> **Required actions**:
1 – According to the article on HCFA's warning to Medicare contractors, by what date did contractors have to bring their systems into Year 2000 compliance?
2 – Continue the article on HCFA's warning to Medicare contractors, starting after its final sentence.

> **Text shown**:
•••••
HCFA warns noncompliant contractors

In a move to make computer systems that support the Medicare program Year 2000-compliant, the Health Care Financing Administration has threatened to deny new information technology contracts to vendors if they fail to make the systems Year 2000-compliant.

In a letter sent last year to contractors, HCFA administrator Nancy-Ann Min DeParle wrote, "Failure by a contractor to bring its systems into Year 2000 compliance, as defined by HCFA, by Dec. 31, 1998, may be grounds for denial of any new contracts or additional work under the Medicare program or discontinuation of current contracts."

Gary Christophe, chief information officer at HCFA, said the letter is a "deadly serious" effort to push contractors to ensure that the systems they use to process Medicare bills can properly process dates containing 2000 and later years.

"We are saying to contractors that if there's an interruption in medical claims processing because your system is not Year 2000-compliant, we are going to consider that a performance error," Christophe said. "There's a range of potential actions if you fail on this, and we are going to seriously doubt your ability to provide services for us, whether it's a current claims processing contract or some future business."

For years HCFA has struggled to sort out its Medicare processing system, which in the past fiscal year processed $210 billion worth of medical bills for the elderly. The agency has suffered several setbacks, including the cancellation in August of the Medicare Transaction System (MTS), a project to consolidate Medicare's nine processing systems, which are scattered among 60 sites and operated by 70 contractors.

The cancellation of MTS, which was to have been Year 2000-compliant, combined with HCFA's ultimatum to contractors, caused the Office of Management and Budget to downgrade the Department of Health and Human Services' -- under which HCFA operates -- progress in fixing computers to accept 2000. HHS was listed as one of seven agencies that have shown insufficient progress toward solving its Year 2000 problems and must redirect all funding for new IT systems into making older computer systems Year 2000-compliant.
•••••
> **Information provided**:
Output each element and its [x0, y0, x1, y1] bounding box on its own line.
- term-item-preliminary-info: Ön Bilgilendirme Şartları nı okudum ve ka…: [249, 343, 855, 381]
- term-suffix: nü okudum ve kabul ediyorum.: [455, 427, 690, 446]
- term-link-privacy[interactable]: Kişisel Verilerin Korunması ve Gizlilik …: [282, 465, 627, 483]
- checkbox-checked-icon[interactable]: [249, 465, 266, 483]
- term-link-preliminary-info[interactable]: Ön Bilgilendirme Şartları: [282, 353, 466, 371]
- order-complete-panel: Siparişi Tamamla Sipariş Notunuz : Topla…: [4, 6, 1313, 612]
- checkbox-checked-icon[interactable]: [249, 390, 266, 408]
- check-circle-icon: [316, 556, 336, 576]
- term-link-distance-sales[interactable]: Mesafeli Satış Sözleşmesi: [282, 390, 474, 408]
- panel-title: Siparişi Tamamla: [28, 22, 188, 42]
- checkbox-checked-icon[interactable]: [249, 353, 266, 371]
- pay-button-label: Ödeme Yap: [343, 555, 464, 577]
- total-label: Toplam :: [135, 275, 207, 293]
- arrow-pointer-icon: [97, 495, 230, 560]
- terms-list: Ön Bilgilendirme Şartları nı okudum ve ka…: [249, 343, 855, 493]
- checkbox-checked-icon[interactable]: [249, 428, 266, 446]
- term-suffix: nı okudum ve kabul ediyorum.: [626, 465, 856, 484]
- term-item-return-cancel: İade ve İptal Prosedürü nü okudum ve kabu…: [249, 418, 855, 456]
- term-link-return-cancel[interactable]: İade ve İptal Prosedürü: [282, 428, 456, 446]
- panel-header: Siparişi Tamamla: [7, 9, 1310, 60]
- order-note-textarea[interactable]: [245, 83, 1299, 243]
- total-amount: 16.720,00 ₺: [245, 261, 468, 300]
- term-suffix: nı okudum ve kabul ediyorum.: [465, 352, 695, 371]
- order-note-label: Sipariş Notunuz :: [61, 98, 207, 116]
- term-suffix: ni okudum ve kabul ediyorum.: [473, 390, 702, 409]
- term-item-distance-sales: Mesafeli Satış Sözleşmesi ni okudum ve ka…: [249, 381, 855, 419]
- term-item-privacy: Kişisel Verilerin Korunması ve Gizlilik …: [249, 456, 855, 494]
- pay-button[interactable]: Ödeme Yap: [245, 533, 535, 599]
•••••
> **Written answers**:
1 – Dec. 31, 1998.

2 –
According to the OMB report, "Although [HHS] as a whole is making progress, [HCFA] has concerns about the 74 mission-critical systems of its external contractors, such as Medicare fiscal intermediaries and carriers. A little more than half of these contractors have completed their Year 2000 assessments."

According to the letter, HCFA recently conducted a survey to determine if the vendors' systems that process medical bills are Year-2000 compliant. "The survey discovered that some contractors thought they were compliant but in fact were not quite there, and many contractors did not have testing programs in place that we thought were appropriate," Christophe said.

Based on the survey's results, HCFA plans to require regional offices to monitor the progress of contractors and report that progress to the agency's central office.

"We are preparing guidelines for project plans to bring contractor systems into millennium compliance, as well as guidelines for the minimum requirements for testing systems for compliance," according to the letter. "These guidelines will be released to you in the near future."

Joel Willemssen, director for information resources management at the General Accounting Office, said he was "very encouraged by that language [in the letter]. It sounds like they mean business."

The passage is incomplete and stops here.